Task to complete: Output every record word for word.

####

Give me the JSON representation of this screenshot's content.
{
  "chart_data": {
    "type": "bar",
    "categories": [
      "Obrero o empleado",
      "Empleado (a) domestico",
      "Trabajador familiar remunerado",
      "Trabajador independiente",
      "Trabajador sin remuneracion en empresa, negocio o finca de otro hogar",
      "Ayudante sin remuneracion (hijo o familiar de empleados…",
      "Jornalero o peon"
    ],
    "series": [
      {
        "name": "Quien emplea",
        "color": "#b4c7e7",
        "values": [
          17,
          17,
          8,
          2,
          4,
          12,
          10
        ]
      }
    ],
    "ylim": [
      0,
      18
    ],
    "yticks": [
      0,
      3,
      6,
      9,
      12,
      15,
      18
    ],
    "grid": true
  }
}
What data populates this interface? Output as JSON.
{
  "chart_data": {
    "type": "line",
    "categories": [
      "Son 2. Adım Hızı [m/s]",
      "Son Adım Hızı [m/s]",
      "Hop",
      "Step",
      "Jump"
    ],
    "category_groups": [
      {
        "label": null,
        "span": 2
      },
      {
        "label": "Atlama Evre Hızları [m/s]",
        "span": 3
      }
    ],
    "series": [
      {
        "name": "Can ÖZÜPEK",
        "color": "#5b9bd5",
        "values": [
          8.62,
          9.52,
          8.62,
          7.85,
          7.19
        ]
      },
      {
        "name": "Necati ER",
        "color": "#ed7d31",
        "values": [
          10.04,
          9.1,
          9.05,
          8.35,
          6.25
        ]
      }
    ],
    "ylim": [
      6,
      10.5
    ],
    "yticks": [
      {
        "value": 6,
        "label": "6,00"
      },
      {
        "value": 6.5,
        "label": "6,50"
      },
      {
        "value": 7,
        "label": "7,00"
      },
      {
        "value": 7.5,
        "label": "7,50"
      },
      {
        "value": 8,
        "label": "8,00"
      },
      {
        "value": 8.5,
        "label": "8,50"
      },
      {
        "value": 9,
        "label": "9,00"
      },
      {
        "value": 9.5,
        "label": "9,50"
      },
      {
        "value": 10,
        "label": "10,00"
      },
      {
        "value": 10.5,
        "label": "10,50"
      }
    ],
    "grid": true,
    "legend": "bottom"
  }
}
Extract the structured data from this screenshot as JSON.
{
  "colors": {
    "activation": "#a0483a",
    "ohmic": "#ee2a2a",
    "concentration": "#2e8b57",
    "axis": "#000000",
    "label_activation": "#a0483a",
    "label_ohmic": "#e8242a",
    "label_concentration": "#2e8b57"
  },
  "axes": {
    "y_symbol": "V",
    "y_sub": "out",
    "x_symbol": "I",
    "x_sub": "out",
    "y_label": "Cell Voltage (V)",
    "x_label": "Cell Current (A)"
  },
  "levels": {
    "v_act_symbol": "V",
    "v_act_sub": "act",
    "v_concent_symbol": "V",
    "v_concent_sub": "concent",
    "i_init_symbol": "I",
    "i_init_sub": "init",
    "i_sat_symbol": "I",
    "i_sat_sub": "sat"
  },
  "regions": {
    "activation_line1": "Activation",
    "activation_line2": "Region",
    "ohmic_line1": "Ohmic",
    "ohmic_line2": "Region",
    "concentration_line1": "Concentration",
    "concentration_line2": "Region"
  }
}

####

Worked solution:
Give me the JSON representation of this screenshot's content.
{
  "chart_data": {
    "type": "bar",
    "categories": [
      "Obrero o empleado",
      "Empleado (a) domestico",
      "Trabajador familiar remunerado",
      "Trabajador independiente",
      "Trabajador sin remuneracion en empresa, negocio o finca de otro hogar",
      "Ayudante sin remuneracion (hijo o familiar de empleados…",
      "Jornalero o peon"
    ],
    "series": [
      {
        "name": "Quien emplea",
        "color": "#b4c7e7",
        "values": [
          17,
          17,
          8,
          2,
          4,
          12,
          10
        ]
      }
    ],
    "ylim": [
      0,
      18
    ],
    "yticks": [
      0,
      3,
      6,
      9,
      12,
      15,
      18
    ],
    "grid": true
  }
}
What data populates this interface? Output as JSON.
{
  "chart_data": {
    "type": "line",
    "categories": [
      "Son 2. Adım Hızı [m/s]",
      "Son Adım Hızı [m/s]",
      "Hop",
      "Step",
      "Jump"
    ],
    "category_groups": [
      {
        "label": null,
        "span": 2
      },
      {
        "label": "Atlama Evre Hızları [m/s]",
        "span": 3
      }
    ],
    "series": [
      {
        "name": "Can ÖZÜPEK",
        "color": "#5b9bd5",
        "values": [
          8.62,
          9.52,
          8.62,
          7.85,
          7.19
        ]
      },
      {
        "name": "Necati ER",
        "color": "#ed7d31",
        "values": [
          10.04,
          9.1,
          9.05,
          8.35,
          6.25
        ]
      }
    ],
    "ylim": [
      6,
      10.5
    ],
    "yticks": [
      {
        "value": 6,
        "label": "6,00"
      },
      {
        "value": 6.5,
        "label": "6,50"
      },
      {
        "value": 7,
        "label": "7,00"
      },
      {
        "value": 7.5,
        "label": "7,50"
      },
      {
        "value": 8,
        "label": "8,00"
      },
      {
        "value": 8.5,
        "label": "8,50"
      },
      {
        "value": 9,
        "label": "9,00"
      },
      {
        "value": 9.5,
        "label": "9,50"
      },
      {
        "value": 10,
        "label": "10,00"
      },
      {
        "value": 10.5,
        "label": "10,50"
      }
    ],
    "grid": true,
    "legend": "bottom"
  }
}
Extract the structured data from this screenshot as JSON.
{
  "colors": {
    "activation": "#a0483a",
    "ohmic": "#ee2a2a",
    "concentration": "#2e8b57",
    "axis": "#000000",
    "label_activation": "#a0483a",
    "label_ohmic": "#e8242a",
    "label_concentration": "#2e8b57"
  },
  "axes": {
    "y_symbol": "V",
    "y_sub": "out",
    "x_symbol": "I",
    "x_sub": "out",
    "y_label": "Cell Voltage (V)",
    "x_label": "Cell Current (A)"
  },
  "levels": {
    "v_act_symbol": "V",
    "v_act_sub": "act",
    "v_concent_symbol": "V",
    "v_concent_sub": "concent",
    "i_init_symbol": "I",
    "i_init_sub": "init",
    "i_sat_symbol": "I",
    "i_sat_sub": "sat"
  },
  "regions": {
    "activation_line1": "Activation",
    "activation_line2": "Region",
    "ohmic_line1": "Ohmic",
    "ohmic_line2": "Region",
    "concentration_line1": "Concentration",
    "concentration_line2": "Region"
  }
}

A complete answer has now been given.